* Required tasks:
a) In the thread on stripping URLs in Python, which lines of code are typed after the ">>>" prompt? List each one in the order it appears.
b) Reproduce the thread on stripping URLs in Python word for word, from "The regular expression" up to and including "have multiple subdomains.".

* Given text:
Search code examples
pythonregexurlstrip

Strip URL - Python


Ok how do i use regex to remove http AND/OR www just to get http://www.domain.com/ into domain.com

Assume x as any kind of TLD or cTLD

Input example:

http://www.domain.x/

www.domain.x

Output:

domain.x


Solution

  • If you really want to use regular expressions instead of urlparse() or splitting the string:

    >>> domain = 'http://www.example.com/'
    >>> re.match(r'(?:\w*://)?(?:.*\.)?([a-zA-Z-1-9]*\.[a-zA-Z]{1,}).*', domain).groups()[0]
    example.com
    

    The regular expression might a bit simplistic, but works. It's also not replacing, but I think getting the domain out is easier.

    To support domains like 'co.uk', one can do the following:

    >>> p = re.compile(r'(?:\w*://)?(?:.*?\.)?(?:([a-zA-Z-1-9]*)\.)?([a-zA-Z-1-9]*\.[a-zA-Z]{1,}).*')
    >>> p.match(domain).groups()
    

    ('google', 'co.uk')

    So you got to check the result for domains like 'co.uk', and join the result again in such a case. Normal domains should work OK. I could not make it work when you have multiple subdomains.

    One-liner without regular expressions or fancy modules:

    >>> domain = 'http://www.example.com/'
    >>> '.'.join(domain.replace('http://','').split('/')[0].split('.')[-2:])

* Data listing:
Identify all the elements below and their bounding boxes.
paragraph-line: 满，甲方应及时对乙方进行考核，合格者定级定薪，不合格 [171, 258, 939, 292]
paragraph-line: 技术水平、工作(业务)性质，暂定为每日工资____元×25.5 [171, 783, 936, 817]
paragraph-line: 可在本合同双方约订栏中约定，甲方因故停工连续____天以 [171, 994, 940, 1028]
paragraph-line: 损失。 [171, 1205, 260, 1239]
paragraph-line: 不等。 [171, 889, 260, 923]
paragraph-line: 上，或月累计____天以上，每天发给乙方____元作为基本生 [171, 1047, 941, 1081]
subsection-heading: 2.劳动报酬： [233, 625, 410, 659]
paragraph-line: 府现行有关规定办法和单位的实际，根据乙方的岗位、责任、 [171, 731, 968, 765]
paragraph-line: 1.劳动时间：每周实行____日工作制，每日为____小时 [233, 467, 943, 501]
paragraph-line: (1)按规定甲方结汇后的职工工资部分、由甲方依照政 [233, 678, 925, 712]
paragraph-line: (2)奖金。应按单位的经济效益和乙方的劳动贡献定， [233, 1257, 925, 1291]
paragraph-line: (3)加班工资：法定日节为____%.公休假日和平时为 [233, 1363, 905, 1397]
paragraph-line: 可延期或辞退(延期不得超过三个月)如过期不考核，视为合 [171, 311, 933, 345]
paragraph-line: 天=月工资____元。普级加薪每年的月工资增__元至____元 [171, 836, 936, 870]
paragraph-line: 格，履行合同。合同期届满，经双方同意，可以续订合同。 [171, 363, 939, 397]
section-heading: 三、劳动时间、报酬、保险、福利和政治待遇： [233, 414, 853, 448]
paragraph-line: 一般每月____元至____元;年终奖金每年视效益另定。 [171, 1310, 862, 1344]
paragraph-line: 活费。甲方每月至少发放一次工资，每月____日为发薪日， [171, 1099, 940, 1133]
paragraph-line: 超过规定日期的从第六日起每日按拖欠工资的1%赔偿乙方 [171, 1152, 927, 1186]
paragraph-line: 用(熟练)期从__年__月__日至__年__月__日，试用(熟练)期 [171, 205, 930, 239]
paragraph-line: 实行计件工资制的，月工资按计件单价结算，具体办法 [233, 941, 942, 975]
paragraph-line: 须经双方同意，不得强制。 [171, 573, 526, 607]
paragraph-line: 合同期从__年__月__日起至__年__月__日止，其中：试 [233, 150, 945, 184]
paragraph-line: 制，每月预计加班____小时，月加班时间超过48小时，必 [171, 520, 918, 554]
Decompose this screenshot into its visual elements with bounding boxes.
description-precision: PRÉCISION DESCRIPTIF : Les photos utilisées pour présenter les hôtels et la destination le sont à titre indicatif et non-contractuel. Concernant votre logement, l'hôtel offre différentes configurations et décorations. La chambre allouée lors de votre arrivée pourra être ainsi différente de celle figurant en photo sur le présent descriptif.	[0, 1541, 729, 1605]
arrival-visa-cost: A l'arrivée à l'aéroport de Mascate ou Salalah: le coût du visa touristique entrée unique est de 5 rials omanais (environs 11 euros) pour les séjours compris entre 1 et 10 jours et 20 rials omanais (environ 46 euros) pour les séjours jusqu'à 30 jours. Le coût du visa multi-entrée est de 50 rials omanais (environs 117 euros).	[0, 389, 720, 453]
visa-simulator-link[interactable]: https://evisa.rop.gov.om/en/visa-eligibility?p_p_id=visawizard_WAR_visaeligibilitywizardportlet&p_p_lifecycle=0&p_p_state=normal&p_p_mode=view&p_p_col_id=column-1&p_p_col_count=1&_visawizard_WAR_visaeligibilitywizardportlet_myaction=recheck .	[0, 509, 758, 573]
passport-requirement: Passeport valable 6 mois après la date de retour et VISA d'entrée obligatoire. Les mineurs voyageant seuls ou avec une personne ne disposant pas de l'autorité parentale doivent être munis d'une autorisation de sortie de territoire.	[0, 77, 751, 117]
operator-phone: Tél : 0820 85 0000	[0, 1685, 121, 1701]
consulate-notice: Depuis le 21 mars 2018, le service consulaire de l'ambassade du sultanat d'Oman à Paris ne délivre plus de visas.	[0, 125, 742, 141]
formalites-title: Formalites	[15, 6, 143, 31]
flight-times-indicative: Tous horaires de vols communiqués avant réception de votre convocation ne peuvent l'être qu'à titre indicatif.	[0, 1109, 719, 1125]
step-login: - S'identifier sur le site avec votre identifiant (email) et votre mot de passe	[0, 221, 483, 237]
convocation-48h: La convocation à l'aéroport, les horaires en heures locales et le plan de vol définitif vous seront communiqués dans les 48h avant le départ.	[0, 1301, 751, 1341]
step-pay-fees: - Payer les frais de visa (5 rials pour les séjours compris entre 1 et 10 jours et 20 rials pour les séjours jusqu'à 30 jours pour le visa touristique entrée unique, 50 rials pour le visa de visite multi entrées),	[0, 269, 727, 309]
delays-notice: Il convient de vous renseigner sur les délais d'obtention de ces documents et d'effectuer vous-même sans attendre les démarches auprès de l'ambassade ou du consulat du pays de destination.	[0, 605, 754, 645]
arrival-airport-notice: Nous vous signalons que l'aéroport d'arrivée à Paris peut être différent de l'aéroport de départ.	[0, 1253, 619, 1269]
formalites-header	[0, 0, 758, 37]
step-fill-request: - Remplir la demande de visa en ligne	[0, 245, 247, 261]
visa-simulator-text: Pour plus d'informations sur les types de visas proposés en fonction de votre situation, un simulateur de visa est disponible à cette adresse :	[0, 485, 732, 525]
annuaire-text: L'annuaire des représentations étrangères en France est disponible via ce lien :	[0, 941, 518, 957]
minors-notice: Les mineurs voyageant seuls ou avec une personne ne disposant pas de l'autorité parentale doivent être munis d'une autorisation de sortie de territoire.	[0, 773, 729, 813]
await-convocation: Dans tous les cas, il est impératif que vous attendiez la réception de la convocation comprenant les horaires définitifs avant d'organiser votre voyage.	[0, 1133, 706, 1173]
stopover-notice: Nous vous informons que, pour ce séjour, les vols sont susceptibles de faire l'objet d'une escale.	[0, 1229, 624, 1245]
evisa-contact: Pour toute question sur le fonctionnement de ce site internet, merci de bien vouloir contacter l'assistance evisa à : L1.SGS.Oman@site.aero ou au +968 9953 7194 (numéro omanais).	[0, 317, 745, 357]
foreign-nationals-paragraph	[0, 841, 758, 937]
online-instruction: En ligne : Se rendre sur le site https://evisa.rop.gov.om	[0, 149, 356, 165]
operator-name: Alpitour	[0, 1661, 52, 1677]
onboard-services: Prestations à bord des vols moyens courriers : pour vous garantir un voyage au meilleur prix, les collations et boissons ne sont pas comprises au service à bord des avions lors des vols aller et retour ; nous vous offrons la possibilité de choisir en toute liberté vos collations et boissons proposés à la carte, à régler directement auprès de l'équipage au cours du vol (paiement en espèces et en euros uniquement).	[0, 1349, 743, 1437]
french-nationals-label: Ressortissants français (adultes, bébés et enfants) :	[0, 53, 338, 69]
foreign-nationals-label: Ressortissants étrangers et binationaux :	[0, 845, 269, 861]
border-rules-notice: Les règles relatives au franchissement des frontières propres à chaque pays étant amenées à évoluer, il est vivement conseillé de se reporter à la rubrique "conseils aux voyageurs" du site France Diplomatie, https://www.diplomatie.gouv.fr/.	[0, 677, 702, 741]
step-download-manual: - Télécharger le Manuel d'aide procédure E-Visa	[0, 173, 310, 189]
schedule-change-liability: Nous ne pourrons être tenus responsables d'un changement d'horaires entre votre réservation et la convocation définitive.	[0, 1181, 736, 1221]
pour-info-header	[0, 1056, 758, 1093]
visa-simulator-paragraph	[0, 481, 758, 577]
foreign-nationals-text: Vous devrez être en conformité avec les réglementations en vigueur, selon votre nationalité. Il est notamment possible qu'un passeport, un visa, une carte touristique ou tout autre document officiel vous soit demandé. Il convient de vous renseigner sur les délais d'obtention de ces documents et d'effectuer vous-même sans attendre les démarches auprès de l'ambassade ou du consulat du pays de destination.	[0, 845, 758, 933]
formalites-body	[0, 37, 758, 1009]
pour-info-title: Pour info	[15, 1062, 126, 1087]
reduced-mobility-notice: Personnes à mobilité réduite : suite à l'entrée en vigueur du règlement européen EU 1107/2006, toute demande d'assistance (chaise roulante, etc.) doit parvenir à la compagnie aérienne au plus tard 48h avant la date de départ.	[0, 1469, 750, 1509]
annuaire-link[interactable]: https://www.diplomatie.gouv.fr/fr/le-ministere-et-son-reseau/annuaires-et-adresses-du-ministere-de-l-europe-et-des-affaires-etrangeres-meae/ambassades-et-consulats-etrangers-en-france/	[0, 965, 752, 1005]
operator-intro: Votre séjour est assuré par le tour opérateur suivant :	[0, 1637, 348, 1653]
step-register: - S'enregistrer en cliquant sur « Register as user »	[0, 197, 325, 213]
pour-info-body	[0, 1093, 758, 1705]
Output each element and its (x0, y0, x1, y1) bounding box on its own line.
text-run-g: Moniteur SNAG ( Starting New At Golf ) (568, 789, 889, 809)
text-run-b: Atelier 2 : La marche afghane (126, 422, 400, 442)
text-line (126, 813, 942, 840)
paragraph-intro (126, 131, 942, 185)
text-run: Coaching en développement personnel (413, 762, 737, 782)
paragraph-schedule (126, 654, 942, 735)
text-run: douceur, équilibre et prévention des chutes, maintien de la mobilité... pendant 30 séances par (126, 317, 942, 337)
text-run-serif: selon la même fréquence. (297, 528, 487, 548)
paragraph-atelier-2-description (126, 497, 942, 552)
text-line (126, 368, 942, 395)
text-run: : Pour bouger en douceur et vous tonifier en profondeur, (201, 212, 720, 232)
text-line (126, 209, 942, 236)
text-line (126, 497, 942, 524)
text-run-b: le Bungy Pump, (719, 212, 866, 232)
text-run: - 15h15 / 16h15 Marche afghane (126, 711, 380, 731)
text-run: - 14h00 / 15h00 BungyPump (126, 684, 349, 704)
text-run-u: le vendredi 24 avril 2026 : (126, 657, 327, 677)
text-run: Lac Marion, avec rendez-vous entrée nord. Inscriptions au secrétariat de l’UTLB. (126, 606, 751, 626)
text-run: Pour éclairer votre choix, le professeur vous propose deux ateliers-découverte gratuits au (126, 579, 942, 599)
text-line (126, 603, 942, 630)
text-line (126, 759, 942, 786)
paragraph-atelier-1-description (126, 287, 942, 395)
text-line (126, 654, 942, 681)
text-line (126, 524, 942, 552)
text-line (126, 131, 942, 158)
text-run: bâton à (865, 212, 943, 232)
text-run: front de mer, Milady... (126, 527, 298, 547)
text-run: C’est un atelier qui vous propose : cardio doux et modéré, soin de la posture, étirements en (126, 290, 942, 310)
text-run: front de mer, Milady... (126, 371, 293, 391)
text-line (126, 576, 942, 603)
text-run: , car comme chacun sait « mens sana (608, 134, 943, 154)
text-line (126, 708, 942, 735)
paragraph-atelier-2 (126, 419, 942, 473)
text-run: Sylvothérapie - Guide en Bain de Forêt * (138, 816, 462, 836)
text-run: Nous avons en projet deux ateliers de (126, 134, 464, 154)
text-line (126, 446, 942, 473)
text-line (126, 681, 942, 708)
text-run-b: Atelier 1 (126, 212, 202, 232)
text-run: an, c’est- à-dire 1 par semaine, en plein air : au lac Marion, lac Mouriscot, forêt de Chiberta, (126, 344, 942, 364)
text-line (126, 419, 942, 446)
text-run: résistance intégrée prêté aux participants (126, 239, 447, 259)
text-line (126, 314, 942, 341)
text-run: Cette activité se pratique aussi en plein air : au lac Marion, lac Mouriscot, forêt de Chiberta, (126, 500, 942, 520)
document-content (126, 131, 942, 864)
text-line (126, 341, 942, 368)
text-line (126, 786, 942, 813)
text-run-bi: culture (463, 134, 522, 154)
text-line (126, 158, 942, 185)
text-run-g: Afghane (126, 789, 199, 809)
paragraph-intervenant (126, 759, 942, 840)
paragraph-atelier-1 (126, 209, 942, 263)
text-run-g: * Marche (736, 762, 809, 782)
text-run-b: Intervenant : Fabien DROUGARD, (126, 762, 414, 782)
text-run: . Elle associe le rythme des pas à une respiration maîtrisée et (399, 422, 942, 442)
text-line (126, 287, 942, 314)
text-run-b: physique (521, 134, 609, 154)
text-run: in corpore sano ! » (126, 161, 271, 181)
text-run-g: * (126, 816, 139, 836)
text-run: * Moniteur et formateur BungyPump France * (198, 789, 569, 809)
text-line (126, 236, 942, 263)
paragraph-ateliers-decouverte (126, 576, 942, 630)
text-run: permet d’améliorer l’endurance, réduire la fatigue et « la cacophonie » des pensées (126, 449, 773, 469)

* Solutions to the problems:
a)
1. domain = 'http://www.example.com/'
2. re.match(r'(?:\w*://)?(?:.*\.)?([a-zA-Z-1-9]*\.[a-zA-Z]{1,}).*', domain).groups()[0]
3. p = re.compile(r'(?:\w*://)?(?:.*?\.)?(?:([a-zA-Z-1-9]*)\.)?([a-zA-Z-1-9]*\.[a-zA-Z]{1,}).*')
4. p.match(domain).groups()
5. domain = 'http://www.example.com/'
6. '.'.join(domain.replace('http://','').split('/')[0].split('.')[-2:])

b)
The regular expression might a bit simplistic, but works. It's also not replacing, but I think getting the domain out is easier.

    To support domains like 'co.uk', one can do the following:

    >>> p = re.compile(r'(?:\w*://)?(?:.*?\.)?(?:([a-zA-Z-1-9]*)\.)?([a-zA-Z-1-9]*\.[a-zA-Z]{1,}).*')
    >>> p.match(domain).groups()
    

    ('google', 'co.uk')

    So you got to check the result for domains like 'co.uk', and join the result again in such a case. Normal domains should work OK. I could not make it work when you have multiple subdomains.